--- GIVEN REQUEST ---
Copy all of the material below, line for line, with no changes.

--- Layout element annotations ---
=-=-=

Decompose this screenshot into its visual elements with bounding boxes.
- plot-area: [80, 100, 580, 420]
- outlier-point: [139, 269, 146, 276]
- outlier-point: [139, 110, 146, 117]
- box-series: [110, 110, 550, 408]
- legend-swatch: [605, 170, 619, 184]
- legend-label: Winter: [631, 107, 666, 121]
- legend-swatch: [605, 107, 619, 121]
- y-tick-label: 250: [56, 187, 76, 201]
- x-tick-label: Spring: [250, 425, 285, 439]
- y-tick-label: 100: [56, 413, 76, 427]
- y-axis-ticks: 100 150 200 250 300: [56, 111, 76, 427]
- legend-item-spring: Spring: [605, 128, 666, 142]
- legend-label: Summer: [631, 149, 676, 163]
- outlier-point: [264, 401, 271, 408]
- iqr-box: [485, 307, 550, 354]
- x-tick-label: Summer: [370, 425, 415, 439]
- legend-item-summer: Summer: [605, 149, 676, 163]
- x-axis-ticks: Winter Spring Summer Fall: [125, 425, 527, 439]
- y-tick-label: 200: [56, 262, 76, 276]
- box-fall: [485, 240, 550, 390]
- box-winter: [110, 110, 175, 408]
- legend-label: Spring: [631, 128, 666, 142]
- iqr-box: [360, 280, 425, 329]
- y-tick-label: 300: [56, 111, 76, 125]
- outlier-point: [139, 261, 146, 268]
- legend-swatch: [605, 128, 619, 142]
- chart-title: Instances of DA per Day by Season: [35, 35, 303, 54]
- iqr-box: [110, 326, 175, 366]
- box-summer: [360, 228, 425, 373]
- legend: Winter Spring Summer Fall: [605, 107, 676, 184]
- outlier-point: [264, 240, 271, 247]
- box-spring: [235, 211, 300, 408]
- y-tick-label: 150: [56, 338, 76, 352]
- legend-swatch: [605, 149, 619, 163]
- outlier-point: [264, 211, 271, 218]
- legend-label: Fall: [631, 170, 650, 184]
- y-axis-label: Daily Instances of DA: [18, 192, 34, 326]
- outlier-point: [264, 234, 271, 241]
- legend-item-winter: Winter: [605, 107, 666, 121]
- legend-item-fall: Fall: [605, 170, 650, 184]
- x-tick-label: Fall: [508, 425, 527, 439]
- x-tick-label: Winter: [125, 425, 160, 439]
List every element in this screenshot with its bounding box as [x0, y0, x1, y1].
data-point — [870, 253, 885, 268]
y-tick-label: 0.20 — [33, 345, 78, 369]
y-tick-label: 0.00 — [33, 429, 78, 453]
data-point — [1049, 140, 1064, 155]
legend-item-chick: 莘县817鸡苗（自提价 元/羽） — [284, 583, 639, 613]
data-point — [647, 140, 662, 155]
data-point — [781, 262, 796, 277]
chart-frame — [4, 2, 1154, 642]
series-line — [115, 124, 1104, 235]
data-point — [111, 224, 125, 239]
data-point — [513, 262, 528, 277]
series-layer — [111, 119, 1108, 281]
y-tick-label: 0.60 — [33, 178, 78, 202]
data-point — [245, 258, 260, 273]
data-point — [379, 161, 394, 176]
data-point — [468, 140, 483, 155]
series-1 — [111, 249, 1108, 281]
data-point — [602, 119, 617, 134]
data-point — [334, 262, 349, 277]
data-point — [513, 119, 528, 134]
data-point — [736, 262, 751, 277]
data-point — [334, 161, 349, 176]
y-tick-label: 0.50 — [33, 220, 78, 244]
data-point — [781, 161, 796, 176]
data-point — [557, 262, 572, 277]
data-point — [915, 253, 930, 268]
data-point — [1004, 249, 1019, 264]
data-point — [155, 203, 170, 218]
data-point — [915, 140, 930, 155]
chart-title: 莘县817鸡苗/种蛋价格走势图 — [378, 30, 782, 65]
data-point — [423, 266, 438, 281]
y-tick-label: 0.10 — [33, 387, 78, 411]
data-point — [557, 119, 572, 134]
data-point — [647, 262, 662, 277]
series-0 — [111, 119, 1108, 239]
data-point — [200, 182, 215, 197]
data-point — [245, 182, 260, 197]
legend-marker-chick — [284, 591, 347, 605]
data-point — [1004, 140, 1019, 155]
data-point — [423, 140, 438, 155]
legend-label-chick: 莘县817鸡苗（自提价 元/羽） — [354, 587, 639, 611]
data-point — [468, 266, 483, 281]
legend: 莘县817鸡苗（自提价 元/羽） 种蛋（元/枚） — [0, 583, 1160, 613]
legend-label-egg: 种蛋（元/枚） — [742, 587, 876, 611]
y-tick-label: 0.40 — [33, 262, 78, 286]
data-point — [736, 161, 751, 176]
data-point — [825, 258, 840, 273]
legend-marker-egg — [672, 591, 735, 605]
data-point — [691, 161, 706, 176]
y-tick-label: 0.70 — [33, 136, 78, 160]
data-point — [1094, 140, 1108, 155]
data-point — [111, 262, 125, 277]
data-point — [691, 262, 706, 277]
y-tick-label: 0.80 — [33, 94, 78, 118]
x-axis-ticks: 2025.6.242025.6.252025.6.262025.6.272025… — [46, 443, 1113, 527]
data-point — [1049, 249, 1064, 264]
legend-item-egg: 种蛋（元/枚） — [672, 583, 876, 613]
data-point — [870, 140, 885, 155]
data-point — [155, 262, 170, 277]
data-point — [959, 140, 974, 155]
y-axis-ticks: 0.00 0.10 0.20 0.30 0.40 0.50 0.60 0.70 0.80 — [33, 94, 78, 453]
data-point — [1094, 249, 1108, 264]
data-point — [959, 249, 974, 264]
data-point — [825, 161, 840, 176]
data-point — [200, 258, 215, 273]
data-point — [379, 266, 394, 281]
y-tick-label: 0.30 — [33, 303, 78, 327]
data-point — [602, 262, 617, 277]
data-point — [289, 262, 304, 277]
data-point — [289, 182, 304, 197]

=-=-=

--- EXERCISE ANSWER ---
Decompose this screenshot into its visual elements with bounding boxes.
- plot-area: [80, 100, 580, 420]
- outlier-point: [139, 269, 146, 276]
- outlier-point: [139, 110, 146, 117]
- box-series: [110, 110, 550, 408]
- legend-swatch: [605, 170, 619, 184]
- legend-label: Winter: [631, 107, 666, 121]
- legend-swatch: [605, 107, 619, 121]
- y-tick-label: 250: [56, 187, 76, 201]
- x-tick-label: Spring: [250, 425, 285, 439]
- y-tick-label: 100: [56, 413, 76, 427]
- y-axis-ticks: 100 150 200 250 300: [56, 111, 76, 427]
- legend-item-spring: Spring: [605, 128, 666, 142]
- legend-label: Summer: [631, 149, 676, 163]
- outlier-point: [264, 401, 271, 408]
- iqr-box: [485, 307, 550, 354]
- x-tick-label: Summer: [370, 425, 415, 439]
- legend-item-summer: Summer: [605, 149, 676, 163]
- x-axis-ticks: Winter Spring Summer Fall: [125, 425, 527, 439]
- y-tick-label: 200: [56, 262, 76, 276]
- box-fall: [485, 240, 550, 390]
- box-winter: [110, 110, 175, 408]
- legend-label: Spring: [631, 128, 666, 142]
- iqr-box: [360, 280, 425, 329]
- y-tick-label: 300: [56, 111, 76, 125]
- outlier-point: [139, 261, 146, 268]
- legend-swatch: [605, 128, 619, 142]
- chart-title: Instances of DA per Day by Season: [35, 35, 303, 54]
- iqr-box: [110, 326, 175, 366]
- box-summer: [360, 228, 425, 373]
- legend: Winter Spring Summer Fall: [605, 107, 676, 184]
- outlier-point: [264, 240, 271, 247]
- box-spring: [235, 211, 300, 408]
- y-tick-label: 150: [56, 338, 76, 352]
- legend-swatch: [605, 149, 619, 163]
- outlier-point: [264, 211, 271, 218]
- legend-label: Fall: [631, 170, 650, 184]
- y-axis-label: Daily Instances of DA: [18, 192, 34, 326]
- outlier-point: [264, 234, 271, 241]
- legend-item-winter: Winter: [605, 107, 666, 121]
- legend-item-fall: Fall: [605, 170, 650, 184]
- x-tick-label: Fall: [508, 425, 527, 439]
- x-tick-label: Winter: [125, 425, 160, 439]
List every element in this screenshot with its bounding box as [x0, y0, x1, y1].
data-point — [870, 253, 885, 268]
y-tick-label: 0.20 — [33, 345, 78, 369]
y-tick-label: 0.00 — [33, 429, 78, 453]
data-point — [1049, 140, 1064, 155]
legend-item-chick: 莘县817鸡苗（自提价 元/羽） — [284, 583, 639, 613]
data-point — [647, 140, 662, 155]
data-point — [781, 262, 796, 277]
chart-frame — [4, 2, 1154, 642]
series-line — [115, 124, 1104, 235]
data-point — [111, 224, 125, 239]
data-point — [513, 262, 528, 277]
series-layer — [111, 119, 1108, 281]
y-tick-label: 0.60 — [33, 178, 78, 202]
data-point — [245, 258, 260, 273]
data-point — [379, 161, 394, 176]
data-point — [468, 140, 483, 155]
series-1 — [111, 249, 1108, 281]
data-point — [602, 119, 617, 134]
data-point — [334, 262, 349, 277]
data-point — [513, 119, 528, 134]
data-point — [736, 262, 751, 277]
data-point — [334, 161, 349, 176]
y-tick-label: 0.50 — [33, 220, 78, 244]
data-point — [781, 161, 796, 176]
data-point — [557, 262, 572, 277]
data-point — [915, 253, 930, 268]
data-point — [1004, 249, 1019, 264]
data-point — [155, 203, 170, 218]
data-point — [915, 140, 930, 155]
chart-title: 莘县817鸡苗/种蛋价格走势图 — [378, 30, 782, 65]
data-point — [423, 266, 438, 281]
y-tick-label: 0.10 — [33, 387, 78, 411]
data-point — [557, 119, 572, 134]
data-point — [647, 262, 662, 277]
series-0 — [111, 119, 1108, 239]
data-point — [200, 182, 215, 197]
data-point — [245, 182, 260, 197]
legend-marker-chick — [284, 591, 347, 605]
data-point — [1004, 140, 1019, 155]
data-point — [423, 140, 438, 155]
legend-label-chick: 莘县817鸡苗（自提价 元/羽） — [354, 587, 639, 611]
data-point — [468, 266, 483, 281]
legend: 莘县817鸡苗（自提价 元/羽） 种蛋（元/枚） — [0, 583, 1160, 613]
legend-label-egg: 种蛋（元/枚） — [742, 587, 876, 611]
y-tick-label: 0.40 — [33, 262, 78, 286]
data-point — [736, 161, 751, 176]
data-point — [825, 258, 840, 273]
legend-marker-egg — [672, 591, 735, 605]
data-point — [691, 161, 706, 176]
y-tick-label: 0.70 — [33, 136, 78, 160]
data-point — [1094, 140, 1108, 155]
data-point — [111, 262, 125, 277]
data-point — [691, 262, 706, 277]
y-tick-label: 0.80 — [33, 94, 78, 118]
x-axis-ticks: 2025.6.242025.6.252025.6.262025.6.272025… — [46, 443, 1113, 527]
data-point — [1049, 249, 1064, 264]
legend-item-egg: 种蛋（元/枚） — [672, 583, 876, 613]
data-point — [870, 140, 885, 155]
data-point — [155, 262, 170, 277]
data-point — [959, 140, 974, 155]
y-axis-ticks: 0.00 0.10 0.20 0.30 0.40 0.50 0.60 0.70 0.80 — [33, 94, 78, 453]
data-point — [1094, 249, 1108, 264]
data-point — [959, 249, 974, 264]
data-point — [825, 161, 840, 176]
data-point — [200, 258, 215, 273]
data-point — [379, 266, 394, 281]
y-tick-label: 0.30 — [33, 303, 78, 327]
data-point — [602, 262, 617, 277]
data-point — [289, 262, 304, 277]
data-point — [289, 182, 304, 197]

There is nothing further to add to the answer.